### PROBLEM REQUIREMENTS
For every line in the data below that contains "Output", copy the line.
══ INPUT MATERIAL
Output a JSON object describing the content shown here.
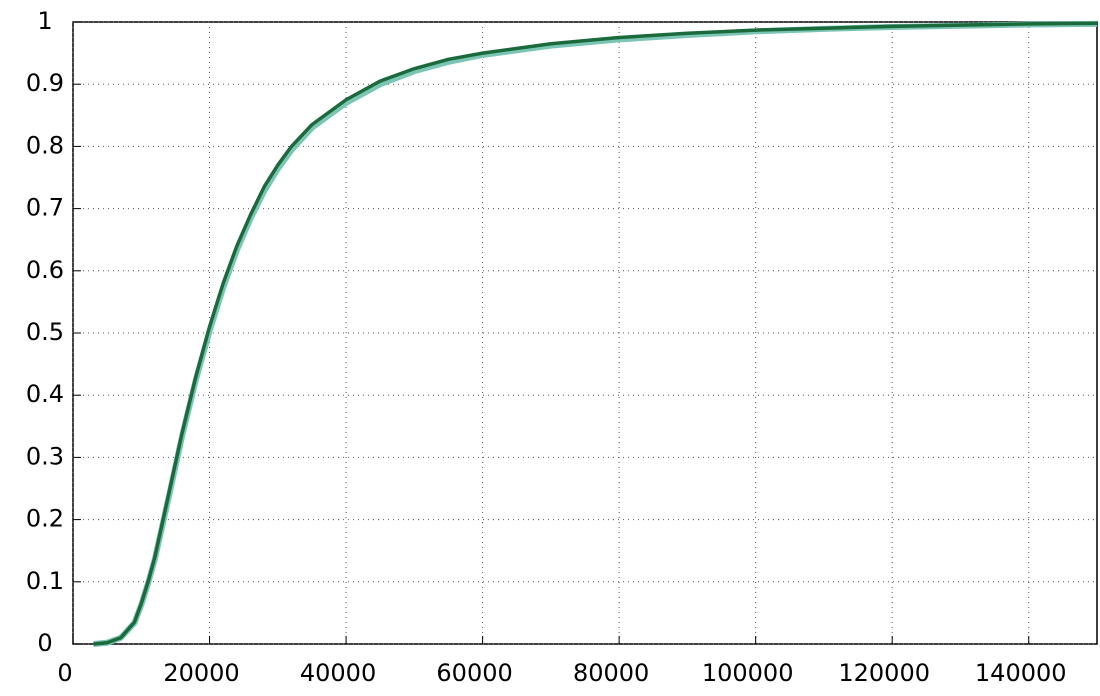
{
  "chart_data": {
    "type": "line",
    "x": [
      3000,
      5000,
      7000,
      9000,
      10000,
      11000,
      12000,
      14000,
      16000,
      18000,
      20000,
      22000,
      24000,
      26000,
      28000,
      30000,
      32000,
      35000,
      40000,
      45000,
      50000,
      55000,
      60000,
      70000,
      80000,
      90000,
      100000,
      110000,
      120000,
      130000,
      140000,
      150000
    ],
    "series": [
      {
        "color": "#7cc4b4",
        "values": [
          0,
          0.002,
          0.01,
          0.034,
          0.063,
          0.098,
          0.137,
          0.235,
          0.335,
          0.425,
          0.503,
          0.573,
          0.633,
          0.684,
          0.728,
          0.764,
          0.794,
          0.83,
          0.87,
          0.9,
          0.921,
          0.936,
          0.947,
          0.962,
          0.972,
          0.979,
          0.985,
          0.989,
          0.992,
          0.994,
          0.996,
          0.997
        ]
      },
      {
        "color": "#1a6a3c",
        "values": [
          0,
          0.002,
          0.01,
          0.035,
          0.065,
          0.1,
          0.14,
          0.24,
          0.34,
          0.43,
          0.51,
          0.58,
          0.64,
          0.69,
          0.735,
          0.77,
          0.8,
          0.835,
          0.875,
          0.905,
          0.925,
          0.94,
          0.95,
          0.965,
          0.975,
          0.982,
          0.987,
          0.99,
          0.993,
          0.995,
          0.997,
          0.998
        ]
      }
    ],
    "xlim": [
      0,
      150000
    ],
    "xticks": [
      0,
      20000,
      40000,
      60000,
      80000,
      100000,
      120000,
      140000
    ],
    "ylim": [
      0,
      1
    ],
    "yticks": [
      0,
      0.1,
      0.2,
      0.3,
      0.4,
      0.5,
      0.6,
      0.7,
      0.8,
      0.9,
      1
    ],
    "grid": true
  }
}
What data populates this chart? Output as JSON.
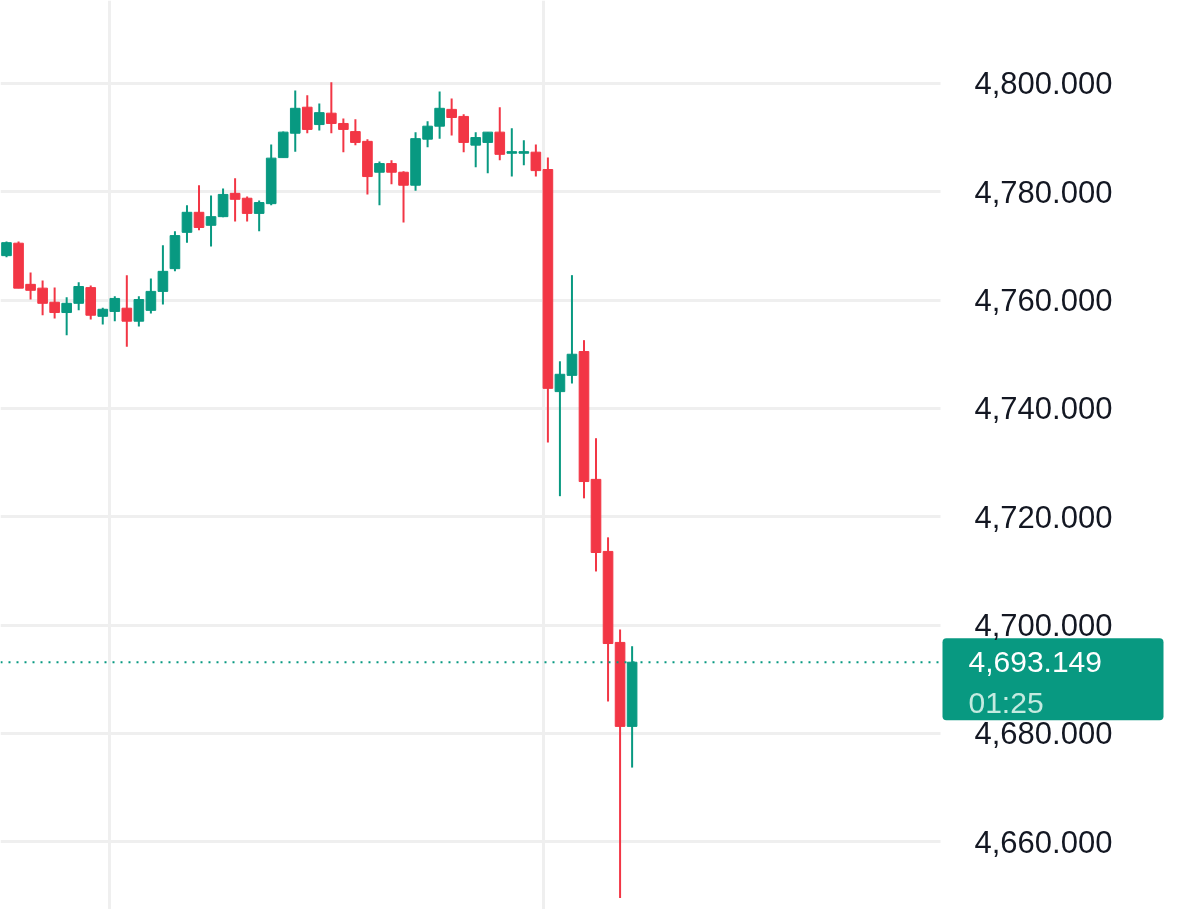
{
  "chart_data": {
    "type": "candlestick",
    "categories": [
      null,
      null,
      null,
      null,
      null,
      null,
      null,
      null,
      null,
      null,
      null,
      null,
      null,
      null,
      null,
      null,
      null,
      null,
      null,
      null,
      null,
      null,
      null,
      null,
      null,
      null,
      null,
      null,
      null,
      null,
      null,
      null,
      null,
      null,
      null,
      null,
      null,
      null,
      null,
      null,
      null,
      null,
      null,
      null,
      null,
      null,
      null,
      null,
      null,
      null,
      null,
      null,
      null,
      null,
      null,
      null,
      null,
      null,
      null,
      null,
      null,
      null,
      null,
      null,
      null,
      null,
      null,
      null,
      null,
      null,
      null,
      null,
      null,
      null,
      null,
      null,
      null,
      null,
      null,
      null,
      null,
      null,
      null,
      null,
      null,
      null,
      null,
      null,
      null,
      null,
      null,
      null,
      null,
      null,
      null,
      null,
      null,
      null
    ],
    "ohlc": [
      [
        4768.2,
        4770.8,
        4767.9,
        4770.6
      ],
      [
        4770.5,
        4770.8,
        4762.2,
        4762.2
      ],
      [
        4762.9,
        4765.1,
        4760.1,
        4761.8
      ],
      [
        4762.2,
        4763.6,
        4757.2,
        4759.4
      ],
      [
        4759.6,
        4762.3,
        4756.6,
        4757.7
      ],
      [
        4757.7,
        4760.5,
        4753.5,
        4759.4
      ],
      [
        4759.4,
        4763.3,
        4758.1,
        4762.5
      ],
      [
        4762.3,
        4762.7,
        4756.4,
        4757.2
      ],
      [
        4757.0,
        4758.6,
        4755.5,
        4758.3
      ],
      [
        4757.9,
        4760.7,
        4756.1,
        4760.3
      ],
      [
        4758.5,
        4764.6,
        4751.4,
        4756.1
      ],
      [
        4756.1,
        4760.7,
        4755.1,
        4760.1
      ],
      [
        4758.1,
        4764.0,
        4757.5,
        4761.6
      ],
      [
        4761.6,
        4770.1,
        4759.2,
        4765.3
      ],
      [
        4765.8,
        4772.7,
        4765.3,
        4771.9
      ],
      [
        4772.5,
        4777.5,
        4770.6,
        4776.2
      ],
      [
        4776.2,
        4781.2,
        4772.9,
        4773.4
      ],
      [
        4773.8,
        4779.3,
        4769.9,
        4775.4
      ],
      [
        4775.4,
        4780.6,
        4775.3,
        4779.5
      ],
      [
        4779.7,
        4782.5,
        4774.5,
        4778.6
      ],
      [
        4778.8,
        4779.1,
        4774.5,
        4776.0
      ],
      [
        4776.0,
        4778.4,
        4772.7,
        4778.0
      ],
      [
        4777.8,
        4788.7,
        4777.5,
        4786.2
      ],
      [
        4786.3,
        4791.1,
        4786.3,
        4791.0
      ],
      [
        4790.8,
        4798.7,
        4787.4,
        4795.4
      ],
      [
        4795.6,
        4797.8,
        4790.8,
        4791.5
      ],
      [
        4792.4,
        4796.3,
        4791.3,
        4794.6
      ],
      [
        4794.5,
        4800.2,
        4790.8,
        4792.6
      ],
      [
        4792.6,
        4793.5,
        4787.3,
        4791.5
      ],
      [
        4791.1,
        4793.4,
        4788.6,
        4789.1
      ],
      [
        4789.3,
        4789.7,
        4779.5,
        4782.8
      ],
      [
        4783.6,
        4785.6,
        4777.5,
        4785.2
      ],
      [
        4785.2,
        4785.8,
        4781.4,
        4783.6
      ],
      [
        4783.6,
        4783.8,
        4774.3,
        4781.2
      ],
      [
        4781.2,
        4791.0,
        4780.2,
        4789.8
      ],
      [
        4789.7,
        4793.0,
        4788.2,
        4792.1
      ],
      [
        4792.1,
        4798.5,
        4789.8,
        4795.4
      ],
      [
        4795.2,
        4797.2,
        4790.4,
        4793.7
      ],
      [
        4793.9,
        4794.3,
        4787.3,
        4789.1
      ],
      [
        4788.6,
        4791.0,
        4784.5,
        4790.0
      ],
      [
        4789.1,
        4791.0,
        4783.4,
        4791.0
      ],
      [
        4791.0,
        4795.6,
        4785.8,
        4786.9
      ],
      [
        4787.1,
        4791.7,
        4782.8,
        4787.4
      ],
      [
        4787.1,
        4789.5,
        4784.9,
        4787.4
      ],
      [
        4787.3,
        4788.7,
        4782.8,
        4783.9
      ],
      [
        4784.1,
        4786.3,
        4733.7,
        4743.7
      ],
      [
        4743.1,
        4748.7,
        4723.8,
        4746.3
      ],
      [
        4746.1,
        4764.6,
        4744.6,
        4750.0
      ],
      [
        4750.5,
        4752.6,
        4723.4,
        4726.5
      ],
      [
        4726.9,
        4734.5,
        4709.9,
        4713.4
      ],
      [
        4713.6,
        4716.2,
        4685.9,
        4696.6
      ],
      [
        4696.8,
        4699.2,
        4649.6,
        4681.3
      ],
      [
        4681.3,
        4696.1,
        4673.7,
        4693.149
      ],
      null,
      null,
      null,
      null,
      null,
      null,
      null,
      null,
      null,
      null,
      null,
      null,
      null,
      null,
      null,
      null,
      null,
      null,
      null,
      null,
      null,
      null,
      null,
      null,
      null,
      null,
      null,
      null,
      null,
      null,
      null,
      null,
      null,
      null,
      null,
      null,
      null,
      null,
      null,
      null,
      null,
      null,
      null,
      null,
      null
    ],
    "colors": [
      "#089981",
      "#f23645",
      "#f23645",
      "#f23645",
      "#f23645",
      "#089981",
      "#089981",
      "#f23645",
      "#089981",
      "#089981",
      "#f23645",
      "#089981",
      "#089981",
      "#089981",
      "#089981",
      "#089981",
      "#f23645",
      "#089981",
      "#089981",
      "#f23645",
      "#f23645",
      "#089981",
      "#089981",
      "#089981",
      "#089981",
      "#f23645",
      "#089981",
      "#f23645",
      "#f23645",
      "#f23645",
      "#f23645",
      "#089981",
      "#f23645",
      "#f23645",
      "#089981",
      "#089981",
      "#089981",
      "#f23645",
      "#f23645",
      "#089981",
      "#089981",
      "#f23645",
      "#089981",
      "#089981",
      "#f23645",
      "#f23645",
      "#089981",
      "#089981",
      "#f23645",
      "#f23645",
      "#f23645",
      "#f23645",
      "#089981",
      null,
      null,
      null,
      null,
      null,
      null,
      null,
      null,
      null,
      null,
      null,
      null,
      null,
      null,
      null,
      null,
      null,
      null,
      null,
      null,
      null,
      null,
      null,
      null,
      null,
      null,
      null,
      null,
      null,
      null,
      null,
      null,
      null,
      null,
      null,
      null,
      null,
      null,
      null,
      null,
      null,
      null,
      null,
      null,
      null
    ],
    "ylim": [
      4647.5,
      4815.3
    ],
    "yticks": [
      {
        "value": 4660,
        "label": "4,660.000"
      },
      {
        "value": 4680,
        "label": "4,680.000"
      },
      {
        "value": 4700,
        "label": "4,700.000"
      },
      {
        "value": 4720,
        "label": "4,720.000"
      },
      {
        "value": 4740,
        "label": "4,740.000"
      },
      {
        "value": 4760,
        "label": "4,760.000"
      },
      {
        "value": 4780,
        "label": "4,780.000"
      },
      {
        "value": 4800,
        "label": "4,800.000"
      }
    ],
    "grid": true,
    "tick_labels": "y",
    "ref_lines": [
      {
        "axis": "y",
        "value": 4693.149,
        "label": "4,693.149",
        "color": "#089981",
        "line_style": "dotted"
      }
    ],
    "annotations": [
      "01:25"
    ]
  }
}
════
### EXPECTED ANSWER
Output a JSON object describing the content shown here.
What data populates this chart? Output as JSON.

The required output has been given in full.